:: What the task asks ::
Extract every line that includes the string "color".

:: Entries provided ::
··········
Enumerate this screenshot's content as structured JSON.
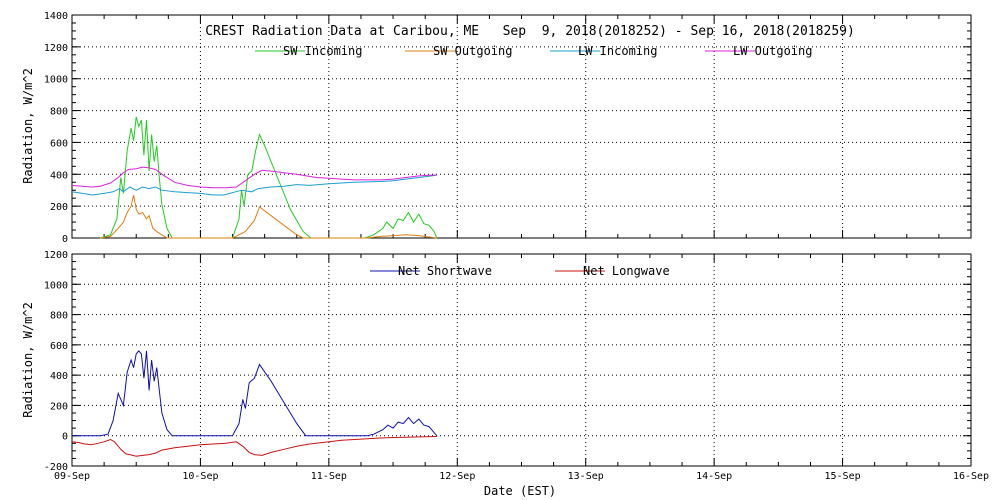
{
  "chart_data": [
    {
      "type": "line",
      "title": "CREST Radiation Data at Caribou, ME   Sep  9, 2018(2018252) - Sep 16, 2018(2018259)",
      "ylabel": "Radiation, W/m^2",
      "xlabel": "",
      "ylim": [
        0,
        1400
      ],
      "yticks": [
        0,
        200,
        400,
        600,
        800,
        1000,
        1200,
        1400
      ],
      "xlim": [
        0,
        7
      ],
      "xtick_labels": [
        "09-Sep",
        "10-Sep",
        "11-Sep",
        "12-Sep",
        "13-Sep",
        "14-Sep",
        "15-Sep",
        "16-Sep"
      ],
      "grid": true,
      "legend": "top",
      "series": [
        {
          "name": "SW Incoming",
          "color": "#22cc22",
          "points": [
            [
              0.22,
              0
            ],
            [
              0.3,
              20
            ],
            [
              0.35,
              120
            ],
            [
              0.38,
              380
            ],
            [
              0.4,
              280
            ],
            [
              0.43,
              550
            ],
            [
              0.46,
              690
            ],
            [
              0.48,
              610
            ],
            [
              0.5,
              760
            ],
            [
              0.52,
              700
            ],
            [
              0.54,
              740
            ],
            [
              0.56,
              520
            ],
            [
              0.58,
              740
            ],
            [
              0.6,
              420
            ],
            [
              0.62,
              650
            ],
            [
              0.64,
              480
            ],
            [
              0.66,
              580
            ],
            [
              0.68,
              380
            ],
            [
              0.7,
              210
            ],
            [
              0.74,
              60
            ],
            [
              0.78,
              0
            ],
            [
              1.25,
              0
            ],
            [
              1.3,
              120
            ],
            [
              1.32,
              300
            ],
            [
              1.34,
              200
            ],
            [
              1.37,
              400
            ],
            [
              1.4,
              420
            ],
            [
              1.43,
              550
            ],
            [
              1.46,
              650
            ],
            [
              1.5,
              580
            ],
            [
              1.6,
              380
            ],
            [
              1.7,
              180
            ],
            [
              1.8,
              40
            ],
            [
              1.86,
              0
            ],
            [
              2.28,
              0
            ],
            [
              2.35,
              20
            ],
            [
              2.42,
              60
            ],
            [
              2.45,
              100
            ],
            [
              2.5,
              60
            ],
            [
              2.54,
              120
            ],
            [
              2.58,
              110
            ],
            [
              2.62,
              160
            ],
            [
              2.66,
              100
            ],
            [
              2.7,
              150
            ],
            [
              2.74,
              90
            ],
            [
              2.78,
              80
            ],
            [
              2.82,
              40
            ],
            [
              2.84,
              0
            ]
          ]
        },
        {
          "name": "SW Outgoing",
          "color": "#e08010",
          "points": [
            [
              0.22,
              0
            ],
            [
              0.3,
              10
            ],
            [
              0.36,
              60
            ],
            [
              0.4,
              100
            ],
            [
              0.43,
              160
            ],
            [
              0.46,
              200
            ],
            [
              0.48,
              270
            ],
            [
              0.5,
              180
            ],
            [
              0.52,
              150
            ],
            [
              0.55,
              160
            ],
            [
              0.58,
              120
            ],
            [
              0.6,
              140
            ],
            [
              0.63,
              60
            ],
            [
              0.66,
              40
            ],
            [
              0.7,
              20
            ],
            [
              0.74,
              0
            ],
            [
              1.25,
              0
            ],
            [
              1.35,
              40
            ],
            [
              1.42,
              110
            ],
            [
              1.46,
              195
            ],
            [
              1.55,
              140
            ],
            [
              1.65,
              80
            ],
            [
              1.75,
              20
            ],
            [
              1.8,
              0
            ],
            [
              2.3,
              0
            ],
            [
              2.4,
              10
            ],
            [
              2.5,
              15
            ],
            [
              2.6,
              20
            ],
            [
              2.7,
              15
            ],
            [
              2.84,
              0
            ]
          ]
        },
        {
          "name": "LW Incoming",
          "color": "#1aa0d0",
          "points": [
            [
              0,
              290
            ],
            [
              0.08,
              280
            ],
            [
              0.16,
              270
            ],
            [
              0.25,
              280
            ],
            [
              0.32,
              290
            ],
            [
              0.37,
              310
            ],
            [
              0.4,
              290
            ],
            [
              0.45,
              320
            ],
            [
              0.5,
              300
            ],
            [
              0.55,
              320
            ],
            [
              0.6,
              310
            ],
            [
              0.65,
              320
            ],
            [
              0.7,
              300
            ],
            [
              0.8,
              290
            ],
            [
              0.9,
              285
            ],
            [
              1.0,
              280
            ],
            [
              1.1,
              270
            ],
            [
              1.18,
              270
            ],
            [
              1.25,
              285
            ],
            [
              1.32,
              300
            ],
            [
              1.4,
              290
            ],
            [
              1.45,
              310
            ],
            [
              1.55,
              320
            ],
            [
              1.65,
              325
            ],
            [
              1.75,
              335
            ],
            [
              1.85,
              330
            ],
            [
              2.0,
              340
            ],
            [
              2.1,
              345
            ],
            [
              2.2,
              350
            ],
            [
              2.4,
              355
            ],
            [
              2.5,
              360
            ],
            [
              2.6,
              370
            ],
            [
              2.7,
              380
            ],
            [
              2.8,
              390
            ],
            [
              2.84,
              395
            ]
          ]
        },
        {
          "name": "LW Outgoing",
          "color": "#dd22dd",
          "points": [
            [
              0,
              330
            ],
            [
              0.08,
              325
            ],
            [
              0.15,
              320
            ],
            [
              0.22,
              325
            ],
            [
              0.3,
              345
            ],
            [
              0.36,
              380
            ],
            [
              0.4,
              410
            ],
            [
              0.44,
              430
            ],
            [
              0.5,
              435
            ],
            [
              0.55,
              445
            ],
            [
              0.6,
              440
            ],
            [
              0.65,
              430
            ],
            [
              0.72,
              390
            ],
            [
              0.8,
              350
            ],
            [
              0.9,
              330
            ],
            [
              1.0,
              320
            ],
            [
              1.1,
              315
            ],
            [
              1.2,
              315
            ],
            [
              1.28,
              320
            ],
            [
              1.35,
              360
            ],
            [
              1.42,
              400
            ],
            [
              1.48,
              425
            ],
            [
              1.55,
              420
            ],
            [
              1.65,
              410
            ],
            [
              1.75,
              400
            ],
            [
              1.9,
              380
            ],
            [
              2.0,
              375
            ],
            [
              2.1,
              370
            ],
            [
              2.2,
              365
            ],
            [
              2.4,
              365
            ],
            [
              2.5,
              370
            ],
            [
              2.6,
              380
            ],
            [
              2.7,
              390
            ],
            [
              2.8,
              395
            ],
            [
              2.84,
              395
            ]
          ]
        }
      ]
    },
    {
      "type": "line",
      "title": "",
      "ylabel": "Radiation, W/m^2",
      "xlabel": "Date (EST)",
      "ylim": [
        -200,
        1200
      ],
      "yticks": [
        -200,
        0,
        200,
        400,
        600,
        800,
        1000,
        1200
      ],
      "xlim": [
        0,
        7
      ],
      "xtick_labels": [
        "09-Sep",
        "10-Sep",
        "11-Sep",
        "12-Sep",
        "13-Sep",
        "14-Sep",
        "15-Sep",
        "16-Sep"
      ],
      "grid": true,
      "legend": "top",
      "series": [
        {
          "name": "Net Shortwave",
          "color": "#1010b0",
          "points": [
            [
              0,
              0
            ],
            [
              0.22,
              0
            ],
            [
              0.28,
              10
            ],
            [
              0.32,
              100
            ],
            [
              0.36,
              280
            ],
            [
              0.4,
              200
            ],
            [
              0.43,
              420
            ],
            [
              0.46,
              500
            ],
            [
              0.48,
              450
            ],
            [
              0.5,
              540
            ],
            [
              0.52,
              560
            ],
            [
              0.54,
              540
            ],
            [
              0.56,
              380
            ],
            [
              0.58,
              560
            ],
            [
              0.6,
              300
            ],
            [
              0.62,
              500
            ],
            [
              0.64,
              360
            ],
            [
              0.66,
              450
            ],
            [
              0.68,
              300
            ],
            [
              0.7,
              150
            ],
            [
              0.74,
              40
            ],
            [
              0.78,
              0
            ],
            [
              1.25,
              0
            ],
            [
              1.3,
              80
            ],
            [
              1.33,
              240
            ],
            [
              1.35,
              180
            ],
            [
              1.38,
              350
            ],
            [
              1.42,
              380
            ],
            [
              1.46,
              470
            ],
            [
              1.55,
              360
            ],
            [
              1.65,
              220
            ],
            [
              1.75,
              80
            ],
            [
              1.82,
              0
            ],
            [
              2.3,
              0
            ],
            [
              2.35,
              10
            ],
            [
              2.42,
              40
            ],
            [
              2.46,
              70
            ],
            [
              2.5,
              50
            ],
            [
              2.54,
              90
            ],
            [
              2.58,
              80
            ],
            [
              2.62,
              120
            ],
            [
              2.66,
              80
            ],
            [
              2.7,
              110
            ],
            [
              2.74,
              70
            ],
            [
              2.78,
              60
            ],
            [
              2.84,
              0
            ]
          ]
        },
        {
          "name": "Net Longwave",
          "color": "#cc1010",
          "points": [
            [
              0,
              -40
            ],
            [
              0.05,
              -45
            ],
            [
              0.1,
              -55
            ],
            [
              0.15,
              -60
            ],
            [
              0.2,
              -50
            ],
            [
              0.25,
              -40
            ],
            [
              0.3,
              -25
            ],
            [
              0.33,
              -40
            ],
            [
              0.38,
              -90
            ],
            [
              0.42,
              -120
            ],
            [
              0.45,
              -125
            ],
            [
              0.5,
              -135
            ],
            [
              0.55,
              -130
            ],
            [
              0.6,
              -125
            ],
            [
              0.65,
              -115
            ],
            [
              0.7,
              -95
            ],
            [
              0.8,
              -80
            ],
            [
              0.9,
              -70
            ],
            [
              1.0,
              -60
            ],
            [
              1.1,
              -55
            ],
            [
              1.2,
              -50
            ],
            [
              1.28,
              -40
            ],
            [
              1.33,
              -70
            ],
            [
              1.38,
              -110
            ],
            [
              1.42,
              -125
            ],
            [
              1.48,
              -130
            ],
            [
              1.55,
              -110
            ],
            [
              1.65,
              -90
            ],
            [
              1.75,
              -70
            ],
            [
              1.85,
              -55
            ],
            [
              2.0,
              -40
            ],
            [
              2.1,
              -30
            ],
            [
              2.2,
              -25
            ],
            [
              2.3,
              -20
            ],
            [
              2.4,
              -15
            ],
            [
              2.5,
              -12
            ],
            [
              2.6,
              -10
            ],
            [
              2.7,
              -8
            ],
            [
              2.84,
              -5
            ]
          ]
        }
      ]
    }
  ]
}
··········
:: Task output ::
          "color": "#22cc22",
          "color": "#e08010",
          "color": "#1aa0d0",
          "color": "#dd22dd",
          "color": "#1010b0",
          "color": "#cc1010",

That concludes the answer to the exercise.